----- MATERIAL FOR THIS EXERCISE

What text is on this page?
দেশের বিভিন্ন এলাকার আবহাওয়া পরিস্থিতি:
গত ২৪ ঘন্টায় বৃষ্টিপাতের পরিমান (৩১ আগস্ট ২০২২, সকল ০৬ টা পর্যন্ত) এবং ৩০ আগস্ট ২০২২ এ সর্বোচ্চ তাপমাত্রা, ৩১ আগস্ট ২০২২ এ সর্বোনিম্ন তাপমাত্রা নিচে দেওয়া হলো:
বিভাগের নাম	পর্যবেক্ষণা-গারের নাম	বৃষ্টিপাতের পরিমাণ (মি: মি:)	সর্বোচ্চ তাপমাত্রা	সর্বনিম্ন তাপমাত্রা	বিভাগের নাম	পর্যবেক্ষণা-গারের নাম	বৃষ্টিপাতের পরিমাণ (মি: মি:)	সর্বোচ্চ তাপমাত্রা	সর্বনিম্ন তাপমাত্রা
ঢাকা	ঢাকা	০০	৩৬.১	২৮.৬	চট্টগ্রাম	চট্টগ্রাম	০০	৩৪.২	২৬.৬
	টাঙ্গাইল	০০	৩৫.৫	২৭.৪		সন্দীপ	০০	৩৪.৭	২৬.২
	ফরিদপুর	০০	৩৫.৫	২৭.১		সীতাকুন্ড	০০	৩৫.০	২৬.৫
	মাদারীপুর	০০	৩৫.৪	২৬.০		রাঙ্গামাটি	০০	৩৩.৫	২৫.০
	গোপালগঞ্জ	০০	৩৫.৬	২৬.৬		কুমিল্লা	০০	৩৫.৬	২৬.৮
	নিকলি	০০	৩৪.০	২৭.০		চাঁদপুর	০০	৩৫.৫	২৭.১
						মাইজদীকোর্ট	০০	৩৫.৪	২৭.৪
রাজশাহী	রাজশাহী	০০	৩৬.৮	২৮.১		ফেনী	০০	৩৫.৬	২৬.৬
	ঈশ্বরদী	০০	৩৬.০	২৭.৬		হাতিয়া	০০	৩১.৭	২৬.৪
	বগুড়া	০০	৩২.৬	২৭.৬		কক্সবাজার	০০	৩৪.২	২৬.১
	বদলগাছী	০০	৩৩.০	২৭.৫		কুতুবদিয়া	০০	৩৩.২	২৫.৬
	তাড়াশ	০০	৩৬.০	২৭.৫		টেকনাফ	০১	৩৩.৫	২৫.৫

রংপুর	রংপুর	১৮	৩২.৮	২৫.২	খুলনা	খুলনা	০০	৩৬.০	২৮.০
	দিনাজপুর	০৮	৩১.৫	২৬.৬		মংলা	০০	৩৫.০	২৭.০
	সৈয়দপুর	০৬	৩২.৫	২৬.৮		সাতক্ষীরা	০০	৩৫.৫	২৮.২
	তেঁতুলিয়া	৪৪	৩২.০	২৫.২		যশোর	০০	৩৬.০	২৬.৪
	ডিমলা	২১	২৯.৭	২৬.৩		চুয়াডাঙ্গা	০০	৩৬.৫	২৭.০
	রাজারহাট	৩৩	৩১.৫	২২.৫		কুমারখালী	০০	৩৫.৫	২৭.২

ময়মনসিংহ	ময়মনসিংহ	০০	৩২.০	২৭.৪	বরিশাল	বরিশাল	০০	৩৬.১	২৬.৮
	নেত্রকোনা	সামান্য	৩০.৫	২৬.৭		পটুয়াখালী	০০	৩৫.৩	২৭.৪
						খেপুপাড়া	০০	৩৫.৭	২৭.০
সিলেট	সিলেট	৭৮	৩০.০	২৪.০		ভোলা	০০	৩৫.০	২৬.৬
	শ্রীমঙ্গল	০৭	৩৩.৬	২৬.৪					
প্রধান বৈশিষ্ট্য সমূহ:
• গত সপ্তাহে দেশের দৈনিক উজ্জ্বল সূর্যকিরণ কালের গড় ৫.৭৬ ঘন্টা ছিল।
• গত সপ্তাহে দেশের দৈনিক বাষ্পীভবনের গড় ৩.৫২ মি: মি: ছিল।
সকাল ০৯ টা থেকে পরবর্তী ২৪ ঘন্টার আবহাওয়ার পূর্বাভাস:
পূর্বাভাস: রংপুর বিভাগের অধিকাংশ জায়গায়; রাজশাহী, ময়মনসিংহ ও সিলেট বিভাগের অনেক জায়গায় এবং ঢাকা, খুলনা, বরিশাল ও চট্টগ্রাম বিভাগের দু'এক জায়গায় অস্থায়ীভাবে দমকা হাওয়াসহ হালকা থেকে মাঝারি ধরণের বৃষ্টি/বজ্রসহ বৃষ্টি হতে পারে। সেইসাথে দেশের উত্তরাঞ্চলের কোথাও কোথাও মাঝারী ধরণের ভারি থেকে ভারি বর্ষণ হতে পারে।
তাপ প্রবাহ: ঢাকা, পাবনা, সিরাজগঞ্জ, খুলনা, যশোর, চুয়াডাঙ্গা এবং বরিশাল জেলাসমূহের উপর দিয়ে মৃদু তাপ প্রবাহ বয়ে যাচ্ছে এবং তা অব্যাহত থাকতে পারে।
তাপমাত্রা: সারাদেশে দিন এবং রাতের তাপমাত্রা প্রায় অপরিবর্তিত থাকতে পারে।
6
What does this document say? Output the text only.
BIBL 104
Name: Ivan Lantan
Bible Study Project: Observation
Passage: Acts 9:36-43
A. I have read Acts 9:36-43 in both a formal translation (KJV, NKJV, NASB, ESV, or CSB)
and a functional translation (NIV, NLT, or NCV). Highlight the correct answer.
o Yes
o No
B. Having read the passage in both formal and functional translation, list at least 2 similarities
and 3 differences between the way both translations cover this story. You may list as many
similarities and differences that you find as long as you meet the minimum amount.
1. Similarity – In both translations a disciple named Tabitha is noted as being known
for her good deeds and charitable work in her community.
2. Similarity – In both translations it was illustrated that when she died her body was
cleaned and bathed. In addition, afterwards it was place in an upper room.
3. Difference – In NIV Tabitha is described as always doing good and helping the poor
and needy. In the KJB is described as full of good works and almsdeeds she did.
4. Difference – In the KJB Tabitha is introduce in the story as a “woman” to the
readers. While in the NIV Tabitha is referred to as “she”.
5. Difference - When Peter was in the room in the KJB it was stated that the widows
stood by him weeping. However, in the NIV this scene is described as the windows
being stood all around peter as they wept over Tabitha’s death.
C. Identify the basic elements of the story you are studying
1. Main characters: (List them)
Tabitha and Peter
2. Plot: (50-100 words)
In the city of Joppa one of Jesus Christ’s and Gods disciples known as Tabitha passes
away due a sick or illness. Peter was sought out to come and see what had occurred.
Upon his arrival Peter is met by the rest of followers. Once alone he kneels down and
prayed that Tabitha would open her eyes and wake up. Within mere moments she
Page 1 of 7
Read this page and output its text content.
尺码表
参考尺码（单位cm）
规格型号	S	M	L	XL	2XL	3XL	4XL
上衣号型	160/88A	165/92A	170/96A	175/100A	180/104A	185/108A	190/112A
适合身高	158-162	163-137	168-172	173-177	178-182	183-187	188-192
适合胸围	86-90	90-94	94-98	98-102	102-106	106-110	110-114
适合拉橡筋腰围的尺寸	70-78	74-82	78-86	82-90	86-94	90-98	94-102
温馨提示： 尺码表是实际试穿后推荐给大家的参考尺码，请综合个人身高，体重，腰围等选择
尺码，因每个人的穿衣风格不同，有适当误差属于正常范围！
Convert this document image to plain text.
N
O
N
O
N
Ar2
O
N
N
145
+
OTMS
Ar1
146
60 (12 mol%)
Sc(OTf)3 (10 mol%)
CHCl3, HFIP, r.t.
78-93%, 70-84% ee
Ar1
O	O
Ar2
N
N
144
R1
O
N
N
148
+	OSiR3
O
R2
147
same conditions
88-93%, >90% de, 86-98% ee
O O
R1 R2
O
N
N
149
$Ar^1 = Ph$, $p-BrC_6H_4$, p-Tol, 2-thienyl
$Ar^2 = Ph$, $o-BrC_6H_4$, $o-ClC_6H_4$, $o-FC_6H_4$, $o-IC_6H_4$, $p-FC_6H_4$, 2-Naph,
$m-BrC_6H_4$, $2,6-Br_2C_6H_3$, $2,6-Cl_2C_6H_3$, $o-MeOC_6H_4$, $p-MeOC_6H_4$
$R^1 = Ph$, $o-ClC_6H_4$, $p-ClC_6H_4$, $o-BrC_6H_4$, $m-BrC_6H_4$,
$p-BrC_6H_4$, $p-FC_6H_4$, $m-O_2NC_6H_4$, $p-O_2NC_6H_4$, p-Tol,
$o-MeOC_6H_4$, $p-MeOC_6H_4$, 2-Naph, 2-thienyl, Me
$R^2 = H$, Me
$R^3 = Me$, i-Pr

----------

*AIM OF THE EXERCISE*. Output the line that contains "Read this page and output its text content.", followed by every later line in the listing, with no line omitted and none added.

*RESPONSE BELOW*.
Read this page and output its text content.
尺码表
参考尺码（单位cm）
规格型号	S	M	L	XL	2XL	3XL	4XL
上衣号型	160/88A	165/92A	170/96A	175/100A	180/104A	185/108A	190/112A
适合身高	158-162	163-137	168-172	173-177	178-182	183-187	188-192
适合胸围	86-90	90-94	94-98	98-102	102-106	106-110	110-114
适合拉橡筋腰围的尺寸	70-78	74-82	78-86	82-90	86-94	90-98	94-102
温馨提示： 尺码表是实际试穿后推荐给大家的参考尺码，请综合个人身高，体重，腰围等选择
尺码，因每个人的穿衣风格不同，有适当误差属于正常范围！
Convert this document image to plain text.
N
O
N
O
N
Ar2
O
N
N
145
+
OTMS
Ar1
146
60 (12 mol%)
Sc(OTf)3 (10 mol%)
CHCl3, HFIP, r.t.
78-93%, 70-84% ee
Ar1
O	O
Ar2
N
N
144
R1
O
N
N
148
+	OSiR3
O
R2
147
same conditions
88-93%, >90% de, 86-98% ee
O O
R1 R2
O
N
N
149
$Ar^1 = Ph$, $p-BrC_6H_4$, p-Tol, 2-thienyl
$Ar^2 = Ph$, $o-BrC_6H_4$, $o-ClC_6H_4$, $o-FC_6H_4$, $o-IC_6H_4$, $p-FC_6H_4$, 2-Naph,
$m-BrC_6H_4$, $2,6-Br_2C_6H_3$, $2,6-Cl_2C_6H_3$, $o-MeOC_6H_4$, $p-MeOC_6H_4$
$R^1 = Ph$, $o-ClC_6H_4$, $p-ClC_6H_4$, $o-BrC_6H_4$, $m-BrC_6H_4$,
$p-BrC_6H_4$, $p-FC_6H_4$, $m-O_2NC_6H_4$, $p-O_2NC_6H_4$, p-Tol,
$o-MeOC_6H_4$, $p-MeOC_6H_4$, 2-Naph, 2-thienyl, Me
$R^2 = H$, Me
$R^3 = Me$, i-Pr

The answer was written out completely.